» **Dataset extract**
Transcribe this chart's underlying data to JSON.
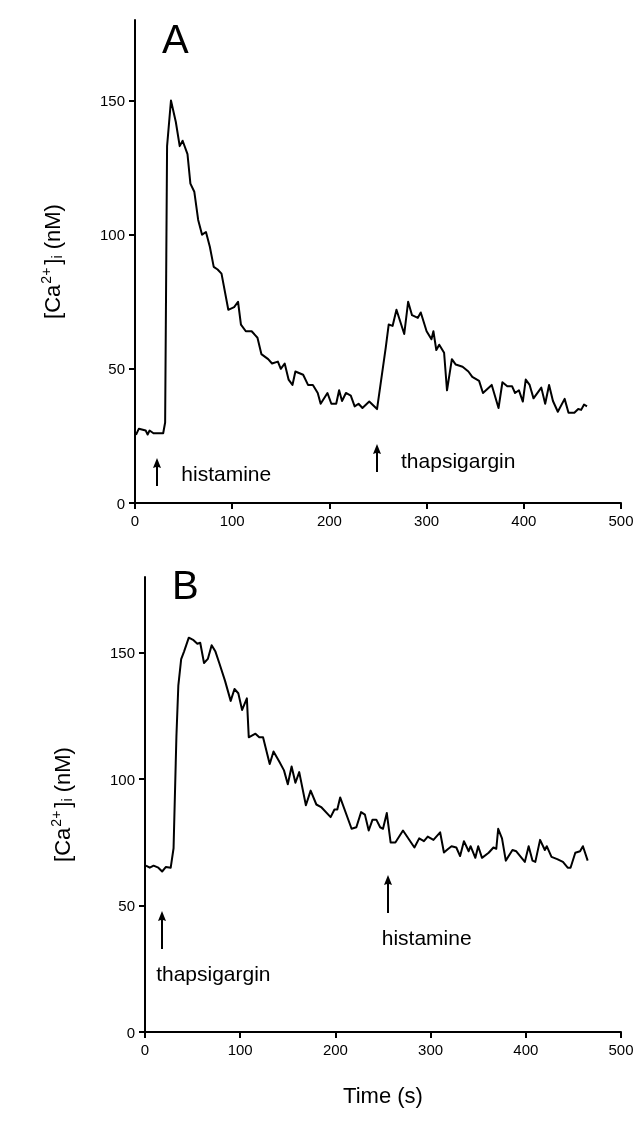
{
  "chart_data": [
    {
      "type": "line",
      "title": "A",
      "ylabel": "[Ca$^{2+}$]$_{i}$ (nM)",
      "xlim": [
        0,
        500
      ],
      "xticks": [
        0,
        100,
        200,
        300,
        400,
        500
      ],
      "ylim": [
        0,
        180
      ],
      "yticks": [
        0,
        50,
        100,
        150
      ],
      "grid": false,
      "marker": "none",
      "line_style": "solid",
      "annotations": [
        "histamine",
        "thapsigargin"
      ],
      "series": [
        {
          "color": "#000000",
          "x": [
            1,
            4,
            11,
            13,
            15,
            19,
            29,
            31,
            33,
            37,
            42,
            46,
            49,
            54,
            57,
            61,
            65,
            69,
            73,
            77,
            81,
            85,
            89,
            96,
            102,
            106,
            109,
            114,
            120,
            126,
            130,
            137,
            141,
            147,
            150,
            154,
            158,
            162,
            165,
            173,
            178,
            183,
            188,
            191,
            198,
            202,
            207,
            210,
            213,
            217,
            222,
            226,
            230,
            234,
            241,
            249,
            258,
            261,
            265,
            269,
            277,
            281,
            285,
            291,
            294,
            300,
            305,
            307,
            310,
            313,
            318,
            321,
            326,
            330,
            337,
            343,
            347,
            354,
            358,
            367,
            374,
            378,
            383,
            388,
            391,
            395,
            399,
            402,
            406,
            410,
            418,
            422,
            426,
            430,
            435,
            442,
            446,
            452,
            456,
            459,
            462,
            465
          ],
          "values": [
            25.4,
            27.7,
            27,
            25.5,
            27,
            26,
            26,
            30,
            133,
            150,
            142,
            133,
            135,
            130,
            119,
            116,
            105.5,
            100,
            101,
            95.5,
            88,
            87,
            85.5,
            72,
            73,
            75,
            66.5,
            64,
            64,
            61.6,
            55.5,
            53.6,
            52,
            52.7,
            50,
            52,
            46,
            44,
            49,
            47.8,
            44,
            44,
            41,
            37,
            41,
            37,
            37,
            42,
            38,
            41,
            40,
            36,
            37,
            35.4,
            37.8,
            35,
            58,
            66.5,
            66,
            72,
            63,
            75,
            70,
            69,
            71,
            64,
            61,
            64,
            57,
            59,
            56,
            42,
            53.6,
            51.6,
            50.8,
            49,
            47,
            45.5,
            41,
            44,
            35.4,
            45,
            43.5,
            43.5,
            41,
            42,
            37.8,
            46,
            44,
            39,
            43,
            37,
            44,
            38,
            34,
            38.8,
            33.6,
            33.6,
            35,
            34.7,
            36.7,
            36
          ]
        }
      ]
    },
    {
      "type": "line",
      "title": "B",
      "xlabel": "Time (s)",
      "ylabel": "[Ca$^{2+}$]$_{i}$ (nM)",
      "xlim": [
        0,
        500
      ],
      "xticks": [
        0,
        100,
        200,
        300,
        400,
        500
      ],
      "ylim": [
        0,
        180
      ],
      "yticks": [
        0,
        50,
        100,
        150
      ],
      "grid": false,
      "marker": "none",
      "line_style": "solid",
      "annotations": [
        "thapsigargin",
        "histamine"
      ],
      "series": [
        {
          "color": "#000000",
          "x": [
            1,
            5,
            9,
            14,
            18,
            22,
            27,
            30,
            33,
            35,
            38,
            41,
            46,
            51,
            55,
            58,
            62,
            66,
            70,
            74,
            78,
            84,
            90,
            94,
            98,
            102,
            107,
            109,
            116,
            120,
            124,
            131,
            135,
            141,
            146,
            150,
            154,
            158,
            162,
            169,
            174,
            180,
            185,
            195,
            199,
            202,
            205,
            217,
            222,
            227,
            231,
            235,
            239,
            243,
            247,
            250,
            254,
            258,
            263,
            271,
            283,
            288,
            293,
            297,
            303,
            310,
            314,
            318,
            322,
            327,
            331,
            335,
            340,
            342,
            347,
            350,
            354,
            361,
            366,
            369,
            371,
            375,
            379,
            386,
            390,
            399,
            403,
            407,
            410,
            415,
            420,
            422,
            427,
            433,
            439,
            444,
            447,
            452,
            457,
            460,
            465
          ],
          "values": [
            65.8,
            65,
            65.8,
            65,
            63.5,
            65.3,
            65,
            72.7,
            117,
            137,
            147.5,
            150.5,
            156,
            155,
            153.6,
            154,
            146,
            147.6,
            153,
            150.5,
            146,
            139,
            131,
            135.7,
            134,
            127.4,
            132,
            116.6,
            118,
            116.6,
            116.6,
            106,
            111,
            107,
            103.5,
            98,
            105,
            98.6,
            102.8,
            89.7,
            95.5,
            90,
            89,
            85,
            88,
            88,
            92.8,
            80.4,
            81,
            87,
            86,
            79.7,
            84,
            84,
            81,
            80.4,
            86.6,
            75,
            75,
            79.7,
            73,
            76.6,
            75.5,
            77.3,
            76,
            79,
            71,
            72.3,
            73.5,
            73,
            69.6,
            75.5,
            71.5,
            73.5,
            68.9,
            73.5,
            68.9,
            70.9,
            73,
            72.5,
            80.4,
            76.6,
            67.8,
            72,
            71.5,
            67.3,
            73.5,
            67.8,
            67.3,
            76,
            72,
            73.5,
            69.3,
            68.4,
            67.3,
            65,
            65,
            70.9,
            71.5,
            73.5,
            67.8
          ]
        }
      ]
    }
  ]
}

» **Work to be completed**
Your task is to repeat the data above exactly while excluding the pictures.

» **Solved exercise**
Transcribe this chart's underlying data to JSON.
{
  "chart_data": [
    {
      "type": "line",
      "title": "A",
      "ylabel": "[Ca$^{2+}$]$_{i}$ (nM)",
      "xlim": [
        0,
        500
      ],
      "xticks": [
        0,
        100,
        200,
        300,
        400,
        500
      ],
      "ylim": [
        0,
        180
      ],
      "yticks": [
        0,
        50,
        100,
        150
      ],
      "grid": false,
      "marker": "none",
      "line_style": "solid",
      "annotations": [
        "histamine",
        "thapsigargin"
      ],
      "series": [
        {
          "color": "#000000",
          "x": [
            1,
            4,
            11,
            13,
            15,
            19,
            29,
            31,
            33,
            37,
            42,
            46,
            49,
            54,
            57,
            61,
            65,
            69,
            73,
            77,
            81,
            85,
            89,
            96,
            102,
            106,
            109,
            114,
            120,
            126,
            130,
            137,
            141,
            147,
            150,
            154,
            158,
            162,
            165,
            173,
            178,
            183,
            188,
            191,
            198,
            202,
            207,
            210,
            213,
            217,
            222,
            226,
            230,
            234,
            241,
            249,
            258,
            261,
            265,
            269,
            277,
            281,
            285,
            291,
            294,
            300,
            305,
            307,
            310,
            313,
            318,
            321,
            326,
            330,
            337,
            343,
            347,
            354,
            358,
            367,
            374,
            378,
            383,
            388,
            391,
            395,
            399,
            402,
            406,
            410,
            418,
            422,
            426,
            430,
            435,
            442,
            446,
            452,
            456,
            459,
            462,
            465
          ],
          "values": [
            25.4,
            27.7,
            27,
            25.5,
            27,
            26,
            26,
            30,
            133,
            150,
            142,
            133,
            135,
            130,
            119,
            116,
            105.5,
            100,
            101,
            95.5,
            88,
            87,
            85.5,
            72,
            73,
            75,
            66.5,
            64,
            64,
            61.6,
            55.5,
            53.6,
            52,
            52.7,
            50,
            52,
            46,
            44,
            49,
            47.8,
            44,
            44,
            41,
            37,
            41,
            37,
            37,
            42,
            38,
            41,
            40,
            36,
            37,
            35.4,
            37.8,
            35,
            58,
            66.5,
            66,
            72,
            63,
            75,
            70,
            69,
            71,
            64,
            61,
            64,
            57,
            59,
            56,
            42,
            53.6,
            51.6,
            50.8,
            49,
            47,
            45.5,
            41,
            44,
            35.4,
            45,
            43.5,
            43.5,
            41,
            42,
            37.8,
            46,
            44,
            39,
            43,
            37,
            44,
            38,
            34,
            38.8,
            33.6,
            33.6,
            35,
            34.7,
            36.7,
            36
          ]
        }
      ]
    },
    {
      "type": "line",
      "title": "B",
      "xlabel": "Time (s)",
      "ylabel": "[Ca$^{2+}$]$_{i}$ (nM)",
      "xlim": [
        0,
        500
      ],
      "xticks": [
        0,
        100,
        200,
        300,
        400,
        500
      ],
      "ylim": [
        0,
        180
      ],
      "yticks": [
        0,
        50,
        100,
        150
      ],
      "grid": false,
      "marker": "none",
      "line_style": "solid",
      "annotations": [
        "thapsigargin",
        "histamine"
      ],
      "series": [
        {
          "color": "#000000",
          "x": [
            1,
            5,
            9,
            14,
            18,
            22,
            27,
            30,
            33,
            35,
            38,
            41,
            46,
            51,
            55,
            58,
            62,
            66,
            70,
            74,
            78,
            84,
            90,
            94,
            98,
            102,
            107,
            109,
            116,
            120,
            124,
            131,
            135,
            141,
            146,
            150,
            154,
            158,
            162,
            169,
            174,
            180,
            185,
            195,
            199,
            202,
            205,
            217,
            222,
            227,
            231,
            235,
            239,
            243,
            247,
            250,
            254,
            258,
            263,
            271,
            283,
            288,
            293,
            297,
            303,
            310,
            314,
            318,
            322,
            327,
            331,
            335,
            340,
            342,
            347,
            350,
            354,
            361,
            366,
            369,
            371,
            375,
            379,
            386,
            390,
            399,
            403,
            407,
            410,
            415,
            420,
            422,
            427,
            433,
            439,
            444,
            447,
            452,
            457,
            460,
            465
          ],
          "values": [
            65.8,
            65,
            65.8,
            65,
            63.5,
            65.3,
            65,
            72.7,
            117,
            137,
            147.5,
            150.5,
            156,
            155,
            153.6,
            154,
            146,
            147.6,
            153,
            150.5,
            146,
            139,
            131,
            135.7,
            134,
            127.4,
            132,
            116.6,
            118,
            116.6,
            116.6,
            106,
            111,
            107,
            103.5,
            98,
            105,
            98.6,
            102.8,
            89.7,
            95.5,
            90,
            89,
            85,
            88,
            88,
            92.8,
            80.4,
            81,
            87,
            86,
            79.7,
            84,
            84,
            81,
            80.4,
            86.6,
            75,
            75,
            79.7,
            73,
            76.6,
            75.5,
            77.3,
            76,
            79,
            71,
            72.3,
            73.5,
            73,
            69.6,
            75.5,
            71.5,
            73.5,
            68.9,
            73.5,
            68.9,
            70.9,
            73,
            72.5,
            80.4,
            76.6,
            67.8,
            72,
            71.5,
            67.3,
            73.5,
            67.8,
            67.3,
            76,
            72,
            73.5,
            69.3,
            68.4,
            67.3,
            65,
            65,
            70.9,
            71.5,
            73.5,
            67.8
          ]
        }
      ]
    }
  ]
}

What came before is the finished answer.